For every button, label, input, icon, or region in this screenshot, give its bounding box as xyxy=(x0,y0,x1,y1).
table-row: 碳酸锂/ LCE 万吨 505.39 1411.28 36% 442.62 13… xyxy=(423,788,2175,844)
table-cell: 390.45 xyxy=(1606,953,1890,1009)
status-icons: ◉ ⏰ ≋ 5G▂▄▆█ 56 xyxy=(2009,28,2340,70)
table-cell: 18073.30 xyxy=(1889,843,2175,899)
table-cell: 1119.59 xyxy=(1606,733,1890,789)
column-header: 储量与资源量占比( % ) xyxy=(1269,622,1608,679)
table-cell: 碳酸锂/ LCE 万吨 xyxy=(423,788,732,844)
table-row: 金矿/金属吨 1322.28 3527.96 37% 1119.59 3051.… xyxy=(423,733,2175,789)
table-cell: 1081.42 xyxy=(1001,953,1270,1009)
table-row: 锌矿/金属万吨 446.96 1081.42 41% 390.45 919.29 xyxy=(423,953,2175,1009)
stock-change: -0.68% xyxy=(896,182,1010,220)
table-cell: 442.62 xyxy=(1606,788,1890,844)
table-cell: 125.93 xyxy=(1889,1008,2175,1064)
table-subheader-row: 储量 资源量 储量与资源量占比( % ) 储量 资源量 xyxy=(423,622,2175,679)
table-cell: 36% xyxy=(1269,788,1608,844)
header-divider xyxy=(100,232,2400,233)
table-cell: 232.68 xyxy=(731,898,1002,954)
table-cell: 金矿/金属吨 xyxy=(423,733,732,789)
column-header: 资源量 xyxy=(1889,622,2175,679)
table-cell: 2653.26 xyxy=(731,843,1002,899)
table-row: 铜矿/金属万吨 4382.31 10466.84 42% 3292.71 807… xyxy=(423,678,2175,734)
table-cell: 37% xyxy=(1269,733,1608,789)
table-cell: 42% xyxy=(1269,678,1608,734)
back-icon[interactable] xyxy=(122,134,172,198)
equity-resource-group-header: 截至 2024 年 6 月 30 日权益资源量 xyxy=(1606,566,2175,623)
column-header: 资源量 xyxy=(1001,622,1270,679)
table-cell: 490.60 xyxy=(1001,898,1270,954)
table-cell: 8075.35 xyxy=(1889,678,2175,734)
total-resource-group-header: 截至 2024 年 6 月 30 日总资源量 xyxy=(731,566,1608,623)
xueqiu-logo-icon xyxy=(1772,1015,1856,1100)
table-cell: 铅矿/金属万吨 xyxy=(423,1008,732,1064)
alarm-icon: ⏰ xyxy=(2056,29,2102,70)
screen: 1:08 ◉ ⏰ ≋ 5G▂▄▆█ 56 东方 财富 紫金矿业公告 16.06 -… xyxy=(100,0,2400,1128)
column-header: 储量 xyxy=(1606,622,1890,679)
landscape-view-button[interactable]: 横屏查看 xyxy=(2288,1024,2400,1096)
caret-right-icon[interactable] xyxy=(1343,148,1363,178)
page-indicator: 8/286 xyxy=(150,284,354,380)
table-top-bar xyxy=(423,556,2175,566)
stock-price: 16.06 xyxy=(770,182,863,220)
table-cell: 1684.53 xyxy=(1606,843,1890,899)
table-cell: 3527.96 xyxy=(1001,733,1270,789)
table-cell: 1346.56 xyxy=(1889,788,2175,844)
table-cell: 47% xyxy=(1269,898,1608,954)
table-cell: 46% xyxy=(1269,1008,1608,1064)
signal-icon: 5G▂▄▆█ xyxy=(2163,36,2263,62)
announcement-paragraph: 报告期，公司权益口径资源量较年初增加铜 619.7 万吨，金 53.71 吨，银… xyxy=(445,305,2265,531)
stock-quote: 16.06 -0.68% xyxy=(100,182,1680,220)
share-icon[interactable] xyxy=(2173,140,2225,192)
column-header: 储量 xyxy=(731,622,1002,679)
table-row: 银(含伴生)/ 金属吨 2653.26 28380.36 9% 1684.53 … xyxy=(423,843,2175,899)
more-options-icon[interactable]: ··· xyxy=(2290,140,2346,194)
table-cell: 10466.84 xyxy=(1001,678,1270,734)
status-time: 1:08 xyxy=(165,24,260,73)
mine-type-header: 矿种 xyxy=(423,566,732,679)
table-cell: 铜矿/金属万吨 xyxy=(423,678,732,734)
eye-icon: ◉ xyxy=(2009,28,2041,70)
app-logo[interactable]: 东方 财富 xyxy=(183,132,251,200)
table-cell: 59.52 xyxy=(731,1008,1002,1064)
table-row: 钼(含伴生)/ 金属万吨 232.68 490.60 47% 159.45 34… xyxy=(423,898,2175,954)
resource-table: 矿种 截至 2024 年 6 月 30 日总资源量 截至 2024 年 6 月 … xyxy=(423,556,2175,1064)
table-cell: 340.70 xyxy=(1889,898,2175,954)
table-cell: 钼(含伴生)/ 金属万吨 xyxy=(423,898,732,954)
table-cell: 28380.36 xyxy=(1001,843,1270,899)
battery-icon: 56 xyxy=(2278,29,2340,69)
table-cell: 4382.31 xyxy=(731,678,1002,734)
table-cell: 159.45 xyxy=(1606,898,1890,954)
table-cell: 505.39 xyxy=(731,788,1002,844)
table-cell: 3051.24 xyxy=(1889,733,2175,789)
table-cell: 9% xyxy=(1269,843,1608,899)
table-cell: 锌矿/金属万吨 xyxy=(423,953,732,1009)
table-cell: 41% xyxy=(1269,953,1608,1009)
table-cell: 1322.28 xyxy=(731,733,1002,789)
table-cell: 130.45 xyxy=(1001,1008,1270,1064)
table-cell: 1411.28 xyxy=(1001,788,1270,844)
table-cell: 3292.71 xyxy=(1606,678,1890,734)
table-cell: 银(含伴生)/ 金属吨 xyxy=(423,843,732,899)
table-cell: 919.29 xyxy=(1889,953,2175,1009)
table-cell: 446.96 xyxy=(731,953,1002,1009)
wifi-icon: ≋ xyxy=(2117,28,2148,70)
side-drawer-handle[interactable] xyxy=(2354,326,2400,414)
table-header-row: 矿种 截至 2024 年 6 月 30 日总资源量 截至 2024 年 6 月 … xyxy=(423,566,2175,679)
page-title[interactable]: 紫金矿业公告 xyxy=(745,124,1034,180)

---+---

-- WHAT IS REQUIRED --
Throughout the records, rename "column-header" to "col-heading" and leave every other line unchanged.

-- ANSWER BELOW --
For every button, label, input, icon, or region in this screenshot, give its bounding box as xyxy=(x0,y0,x1,y1).
table-row: 碳酸锂/ LCE 万吨 505.39 1411.28 36% 442.62 13… xyxy=(423,788,2175,844)
table-cell: 390.45 xyxy=(1606,953,1890,1009)
status-icons: ◉ ⏰ ≋ 5G▂▄▆█ 56 xyxy=(2009,28,2340,70)
table-cell: 18073.30 xyxy=(1889,843,2175,899)
table-cell: 1119.59 xyxy=(1606,733,1890,789)
col-heading: 储量与资源量占比( % ) xyxy=(1269,622,1608,679)
table-cell: 碳酸锂/ LCE 万吨 xyxy=(423,788,732,844)
table-row: 金矿/金属吨 1322.28 3527.96 37% 1119.59 3051.… xyxy=(423,733,2175,789)
table-cell: 1081.42 xyxy=(1001,953,1270,1009)
table-row: 锌矿/金属万吨 446.96 1081.42 41% 390.45 919.29 xyxy=(423,953,2175,1009)
stock-change: -0.68% xyxy=(896,182,1010,220)
table-cell: 442.62 xyxy=(1606,788,1890,844)
table-cell: 125.93 xyxy=(1889,1008,2175,1064)
table-subheader-row: 储量 资源量 储量与资源量占比( % ) 储量 资源量 xyxy=(423,622,2175,679)
table-cell: 36% xyxy=(1269,788,1608,844)
header-divider xyxy=(100,232,2400,233)
table-cell: 232.68 xyxy=(731,898,1002,954)
table-cell: 金矿/金属吨 xyxy=(423,733,732,789)
col-heading: 资源量 xyxy=(1889,622,2175,679)
table-cell: 2653.26 xyxy=(731,843,1002,899)
table-row: 铜矿/金属万吨 4382.31 10466.84 42% 3292.71 807… xyxy=(423,678,2175,734)
table-cell: 37% xyxy=(1269,733,1608,789)
table-cell: 42% xyxy=(1269,678,1608,734)
back-icon[interactable] xyxy=(122,134,172,198)
equity-resource-group-header: 截至 2024 年 6 月 30 日权益资源量 xyxy=(1606,566,2175,623)
col-heading: 资源量 xyxy=(1001,622,1270,679)
table-cell: 490.60 xyxy=(1001,898,1270,954)
table-cell: 8075.35 xyxy=(1889,678,2175,734)
total-resource-group-header: 截至 2024 年 6 月 30 日总资源量 xyxy=(731,566,1608,623)
xueqiu-logo-icon xyxy=(1772,1015,1856,1100)
table-cell: 铅矿/金属万吨 xyxy=(423,1008,732,1064)
alarm-icon: ⏰ xyxy=(2056,29,2102,70)
screen: 1:08 ◉ ⏰ ≋ 5G▂▄▆█ 56 东方 财富 紫金矿业公告 16.06 -… xyxy=(100,0,2400,1128)
col-heading: 储量 xyxy=(1606,622,1890,679)
landscape-view-button[interactable]: 横屏查看 xyxy=(2288,1024,2400,1096)
caret-right-icon[interactable] xyxy=(1343,148,1363,178)
page-indicator: 8/286 xyxy=(150,284,354,380)
table-top-bar xyxy=(423,556,2175,566)
stock-price: 16.06 xyxy=(770,182,863,220)
table-cell: 1684.53 xyxy=(1606,843,1890,899)
table-cell: 3527.96 xyxy=(1001,733,1270,789)
table-cell: 1346.56 xyxy=(1889,788,2175,844)
table-cell: 47% xyxy=(1269,898,1608,954)
table-cell: 46% xyxy=(1269,1008,1608,1064)
signal-icon: 5G▂▄▆█ xyxy=(2163,36,2263,62)
announcement-paragraph: 报告期，公司权益口径资源量较年初增加铜 619.7 万吨，金 53.71 吨，银… xyxy=(445,305,2265,531)
stock-quote: 16.06 -0.68% xyxy=(100,182,1680,220)
share-icon[interactable] xyxy=(2173,140,2225,192)
col-heading: 储量 xyxy=(731,622,1002,679)
table-row: 银(含伴生)/ 金属吨 2653.26 28380.36 9% 1684.53 … xyxy=(423,843,2175,899)
more-options-icon[interactable]: ··· xyxy=(2290,140,2346,194)
table-cell: 10466.84 xyxy=(1001,678,1270,734)
status-time: 1:08 xyxy=(165,24,260,73)
mine-type-header: 矿种 xyxy=(423,566,732,679)
table-cell: 铜矿/金属万吨 xyxy=(423,678,732,734)
eye-icon: ◉ xyxy=(2009,28,2041,70)
app-logo[interactable]: 东方 财富 xyxy=(183,132,251,200)
table-cell: 59.52 xyxy=(731,1008,1002,1064)
table-row: 钼(含伴生)/ 金属万吨 232.68 490.60 47% 159.45 34… xyxy=(423,898,2175,954)
resource-table: 矿种 截至 2024 年 6 月 30 日总资源量 截至 2024 年 6 月 … xyxy=(423,556,2175,1064)
table-cell: 340.70 xyxy=(1889,898,2175,954)
table-cell: 钼(含伴生)/ 金属万吨 xyxy=(423,898,732,954)
table-cell: 28380.36 xyxy=(1001,843,1270,899)
battery-icon: 56 xyxy=(2278,29,2340,69)
table-cell: 4382.31 xyxy=(731,678,1002,734)
table-cell: 159.45 xyxy=(1606,898,1890,954)
table-cell: 505.39 xyxy=(731,788,1002,844)
table-cell: 3051.24 xyxy=(1889,733,2175,789)
table-cell: 9% xyxy=(1269,843,1608,899)
table-cell: 锌矿/金属万吨 xyxy=(423,953,732,1009)
table-cell: 41% xyxy=(1269,953,1608,1009)
table-cell: 1322.28 xyxy=(731,733,1002,789)
table-cell: 130.45 xyxy=(1001,1008,1270,1064)
table-cell: 1411.28 xyxy=(1001,788,1270,844)
table-cell: 3292.71 xyxy=(1606,678,1890,734)
table-cell: 银(含伴生)/ 金属吨 xyxy=(423,843,732,899)
table-cell: 919.29 xyxy=(1889,953,2175,1009)
table-cell: 446.96 xyxy=(731,953,1002,1009)
wifi-icon: ≋ xyxy=(2117,28,2148,70)
side-drawer-handle[interactable] xyxy=(2354,326,2400,414)
table-header-row: 矿种 截至 2024 年 6 月 30 日总资源量 截至 2024 年 6 月 … xyxy=(423,566,2175,679)
page-title[interactable]: 紫金矿业公告 xyxy=(745,124,1034,180)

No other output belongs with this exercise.